**** Data for processing

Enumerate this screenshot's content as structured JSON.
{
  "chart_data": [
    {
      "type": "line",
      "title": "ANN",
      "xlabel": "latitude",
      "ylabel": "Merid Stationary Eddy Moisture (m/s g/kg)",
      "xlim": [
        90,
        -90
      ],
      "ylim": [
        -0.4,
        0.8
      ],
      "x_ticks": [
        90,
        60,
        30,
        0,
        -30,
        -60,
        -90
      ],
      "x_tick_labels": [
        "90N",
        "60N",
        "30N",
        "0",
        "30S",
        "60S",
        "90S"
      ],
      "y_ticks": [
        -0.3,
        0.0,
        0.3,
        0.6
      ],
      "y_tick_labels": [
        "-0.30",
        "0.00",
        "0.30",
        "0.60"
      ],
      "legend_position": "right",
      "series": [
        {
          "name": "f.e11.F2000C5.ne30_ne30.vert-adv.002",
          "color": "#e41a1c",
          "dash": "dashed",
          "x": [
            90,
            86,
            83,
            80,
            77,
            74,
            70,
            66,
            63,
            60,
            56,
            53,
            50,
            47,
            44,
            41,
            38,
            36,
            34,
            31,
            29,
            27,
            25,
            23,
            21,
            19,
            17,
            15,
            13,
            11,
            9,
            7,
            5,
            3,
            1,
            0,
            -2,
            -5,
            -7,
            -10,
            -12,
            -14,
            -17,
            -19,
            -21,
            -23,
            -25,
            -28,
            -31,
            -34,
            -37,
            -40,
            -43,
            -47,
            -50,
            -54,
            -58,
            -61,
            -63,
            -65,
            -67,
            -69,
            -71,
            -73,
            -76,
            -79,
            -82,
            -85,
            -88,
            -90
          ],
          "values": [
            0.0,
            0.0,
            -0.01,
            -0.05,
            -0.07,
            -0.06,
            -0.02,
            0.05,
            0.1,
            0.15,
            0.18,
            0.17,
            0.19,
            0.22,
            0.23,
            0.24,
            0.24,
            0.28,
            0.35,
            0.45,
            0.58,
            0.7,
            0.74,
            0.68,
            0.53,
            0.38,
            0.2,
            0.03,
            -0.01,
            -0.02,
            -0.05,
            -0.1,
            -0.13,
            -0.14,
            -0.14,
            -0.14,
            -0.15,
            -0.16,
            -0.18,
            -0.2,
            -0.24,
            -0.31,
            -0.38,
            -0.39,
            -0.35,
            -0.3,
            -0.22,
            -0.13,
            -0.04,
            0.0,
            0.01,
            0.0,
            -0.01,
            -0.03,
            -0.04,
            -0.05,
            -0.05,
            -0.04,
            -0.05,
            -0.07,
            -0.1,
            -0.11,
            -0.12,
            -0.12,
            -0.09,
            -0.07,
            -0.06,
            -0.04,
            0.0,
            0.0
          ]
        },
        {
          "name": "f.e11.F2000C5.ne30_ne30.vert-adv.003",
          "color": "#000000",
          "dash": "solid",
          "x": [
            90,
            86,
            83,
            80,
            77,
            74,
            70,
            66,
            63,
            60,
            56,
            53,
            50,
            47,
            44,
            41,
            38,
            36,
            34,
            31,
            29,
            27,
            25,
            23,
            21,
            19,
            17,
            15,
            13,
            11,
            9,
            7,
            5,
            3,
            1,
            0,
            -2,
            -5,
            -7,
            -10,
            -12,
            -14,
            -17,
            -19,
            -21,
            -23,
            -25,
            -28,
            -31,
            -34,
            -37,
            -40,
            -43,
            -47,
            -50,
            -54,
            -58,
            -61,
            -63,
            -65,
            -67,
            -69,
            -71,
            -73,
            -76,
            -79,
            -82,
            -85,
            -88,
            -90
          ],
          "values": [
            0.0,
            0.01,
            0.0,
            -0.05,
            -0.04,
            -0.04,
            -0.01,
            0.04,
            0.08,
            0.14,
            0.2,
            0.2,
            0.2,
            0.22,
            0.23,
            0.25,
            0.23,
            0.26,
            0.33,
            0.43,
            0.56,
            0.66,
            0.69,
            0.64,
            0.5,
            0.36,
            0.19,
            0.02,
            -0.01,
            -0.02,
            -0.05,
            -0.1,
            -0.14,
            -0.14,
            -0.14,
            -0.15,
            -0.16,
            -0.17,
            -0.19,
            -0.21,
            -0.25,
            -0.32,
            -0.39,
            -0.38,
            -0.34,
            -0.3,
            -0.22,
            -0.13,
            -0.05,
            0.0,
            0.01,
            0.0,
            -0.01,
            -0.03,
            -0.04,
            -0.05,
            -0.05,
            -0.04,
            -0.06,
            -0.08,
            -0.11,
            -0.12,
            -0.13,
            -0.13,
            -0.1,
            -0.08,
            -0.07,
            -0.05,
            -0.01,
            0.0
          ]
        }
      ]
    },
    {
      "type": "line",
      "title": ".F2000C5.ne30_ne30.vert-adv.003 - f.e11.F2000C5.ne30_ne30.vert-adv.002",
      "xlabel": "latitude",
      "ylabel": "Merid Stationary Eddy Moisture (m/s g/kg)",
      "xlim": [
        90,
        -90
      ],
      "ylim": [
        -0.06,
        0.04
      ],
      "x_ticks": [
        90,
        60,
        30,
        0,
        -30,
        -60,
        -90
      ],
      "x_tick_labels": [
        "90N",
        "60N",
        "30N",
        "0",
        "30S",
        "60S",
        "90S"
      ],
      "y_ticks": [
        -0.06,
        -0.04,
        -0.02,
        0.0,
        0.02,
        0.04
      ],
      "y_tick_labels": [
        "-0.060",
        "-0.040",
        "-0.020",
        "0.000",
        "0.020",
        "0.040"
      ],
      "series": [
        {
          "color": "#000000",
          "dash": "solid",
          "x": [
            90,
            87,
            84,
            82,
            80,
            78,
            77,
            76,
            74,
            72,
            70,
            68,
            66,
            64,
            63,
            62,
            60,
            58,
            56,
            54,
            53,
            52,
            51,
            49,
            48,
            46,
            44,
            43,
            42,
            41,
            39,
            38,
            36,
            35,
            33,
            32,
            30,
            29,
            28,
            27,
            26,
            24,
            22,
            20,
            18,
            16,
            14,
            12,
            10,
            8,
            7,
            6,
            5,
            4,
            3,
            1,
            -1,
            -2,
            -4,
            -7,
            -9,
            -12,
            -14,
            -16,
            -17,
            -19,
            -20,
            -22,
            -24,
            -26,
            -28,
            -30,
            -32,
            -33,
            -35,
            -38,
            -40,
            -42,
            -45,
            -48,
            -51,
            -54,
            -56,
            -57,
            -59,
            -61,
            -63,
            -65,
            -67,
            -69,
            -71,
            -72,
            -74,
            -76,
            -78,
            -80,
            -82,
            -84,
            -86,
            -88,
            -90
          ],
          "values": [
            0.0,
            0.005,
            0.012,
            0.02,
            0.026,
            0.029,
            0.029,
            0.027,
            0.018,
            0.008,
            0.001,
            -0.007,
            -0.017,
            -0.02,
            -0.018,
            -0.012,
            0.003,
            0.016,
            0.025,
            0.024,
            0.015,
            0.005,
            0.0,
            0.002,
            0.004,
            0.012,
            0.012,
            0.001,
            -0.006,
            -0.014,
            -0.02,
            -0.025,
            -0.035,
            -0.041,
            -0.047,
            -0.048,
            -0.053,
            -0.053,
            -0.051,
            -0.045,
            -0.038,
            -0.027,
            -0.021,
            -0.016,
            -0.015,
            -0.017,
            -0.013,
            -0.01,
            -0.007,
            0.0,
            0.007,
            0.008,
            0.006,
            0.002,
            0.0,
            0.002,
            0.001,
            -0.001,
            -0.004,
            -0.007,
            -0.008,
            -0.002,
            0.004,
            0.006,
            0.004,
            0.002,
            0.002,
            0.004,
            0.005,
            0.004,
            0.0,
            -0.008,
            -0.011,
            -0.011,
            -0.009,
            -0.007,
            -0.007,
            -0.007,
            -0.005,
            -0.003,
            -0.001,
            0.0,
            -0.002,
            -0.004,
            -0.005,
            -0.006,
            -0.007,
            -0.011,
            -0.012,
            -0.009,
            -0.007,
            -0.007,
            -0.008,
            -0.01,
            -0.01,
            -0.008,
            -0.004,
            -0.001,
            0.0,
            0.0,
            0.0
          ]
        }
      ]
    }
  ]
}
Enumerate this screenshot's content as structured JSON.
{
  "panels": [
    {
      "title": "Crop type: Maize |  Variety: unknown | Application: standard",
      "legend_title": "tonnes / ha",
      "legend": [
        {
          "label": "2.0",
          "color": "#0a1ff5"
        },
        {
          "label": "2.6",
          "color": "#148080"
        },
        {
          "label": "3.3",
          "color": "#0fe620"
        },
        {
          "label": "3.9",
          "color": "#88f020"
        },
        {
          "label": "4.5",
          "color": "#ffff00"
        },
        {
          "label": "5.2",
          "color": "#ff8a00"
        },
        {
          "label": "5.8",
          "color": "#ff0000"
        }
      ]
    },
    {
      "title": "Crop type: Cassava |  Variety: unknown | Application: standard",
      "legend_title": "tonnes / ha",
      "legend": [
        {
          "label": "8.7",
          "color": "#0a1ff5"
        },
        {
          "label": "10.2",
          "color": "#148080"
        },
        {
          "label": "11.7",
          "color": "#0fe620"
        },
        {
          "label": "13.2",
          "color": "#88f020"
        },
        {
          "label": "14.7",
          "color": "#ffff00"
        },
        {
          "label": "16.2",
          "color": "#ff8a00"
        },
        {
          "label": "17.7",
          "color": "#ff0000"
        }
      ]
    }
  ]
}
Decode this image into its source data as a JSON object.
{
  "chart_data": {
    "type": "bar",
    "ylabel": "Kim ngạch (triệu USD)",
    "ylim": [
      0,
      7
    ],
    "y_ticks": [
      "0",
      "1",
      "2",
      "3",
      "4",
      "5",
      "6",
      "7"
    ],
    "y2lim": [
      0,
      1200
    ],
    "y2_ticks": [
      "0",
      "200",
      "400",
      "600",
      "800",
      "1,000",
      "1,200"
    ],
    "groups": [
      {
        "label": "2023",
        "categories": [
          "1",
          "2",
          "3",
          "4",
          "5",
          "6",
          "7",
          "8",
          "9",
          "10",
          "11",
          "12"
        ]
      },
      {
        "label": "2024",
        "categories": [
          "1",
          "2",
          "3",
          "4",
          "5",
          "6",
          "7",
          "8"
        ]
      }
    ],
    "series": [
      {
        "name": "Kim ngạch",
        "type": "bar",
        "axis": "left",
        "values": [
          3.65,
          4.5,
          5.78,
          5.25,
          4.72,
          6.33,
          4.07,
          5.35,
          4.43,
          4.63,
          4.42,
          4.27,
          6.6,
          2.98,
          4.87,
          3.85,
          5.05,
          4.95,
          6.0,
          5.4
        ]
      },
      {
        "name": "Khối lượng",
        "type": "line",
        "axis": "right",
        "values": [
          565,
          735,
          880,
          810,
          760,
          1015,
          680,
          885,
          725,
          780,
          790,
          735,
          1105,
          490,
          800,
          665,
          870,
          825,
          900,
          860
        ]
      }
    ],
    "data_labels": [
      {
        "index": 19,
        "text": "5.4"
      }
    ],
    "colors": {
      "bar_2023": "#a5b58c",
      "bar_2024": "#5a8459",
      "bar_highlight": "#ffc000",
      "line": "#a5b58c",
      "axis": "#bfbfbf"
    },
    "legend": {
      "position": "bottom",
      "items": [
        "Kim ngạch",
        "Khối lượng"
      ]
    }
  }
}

********

### Work instructions
Look through the material above and pick out each line holding the word "vert".

### Complete answer
          "name": "f.e11.F2000C5.ne30_ne30.vert-adv.002",
          "name": "f.e11.F2000C5.ne30_ne30.vert-adv.003",
      "title": ".F2000C5.ne30_ne30.vert-adv.003 - f.e11.F2000C5.ne30_ne30.vert-adv.002",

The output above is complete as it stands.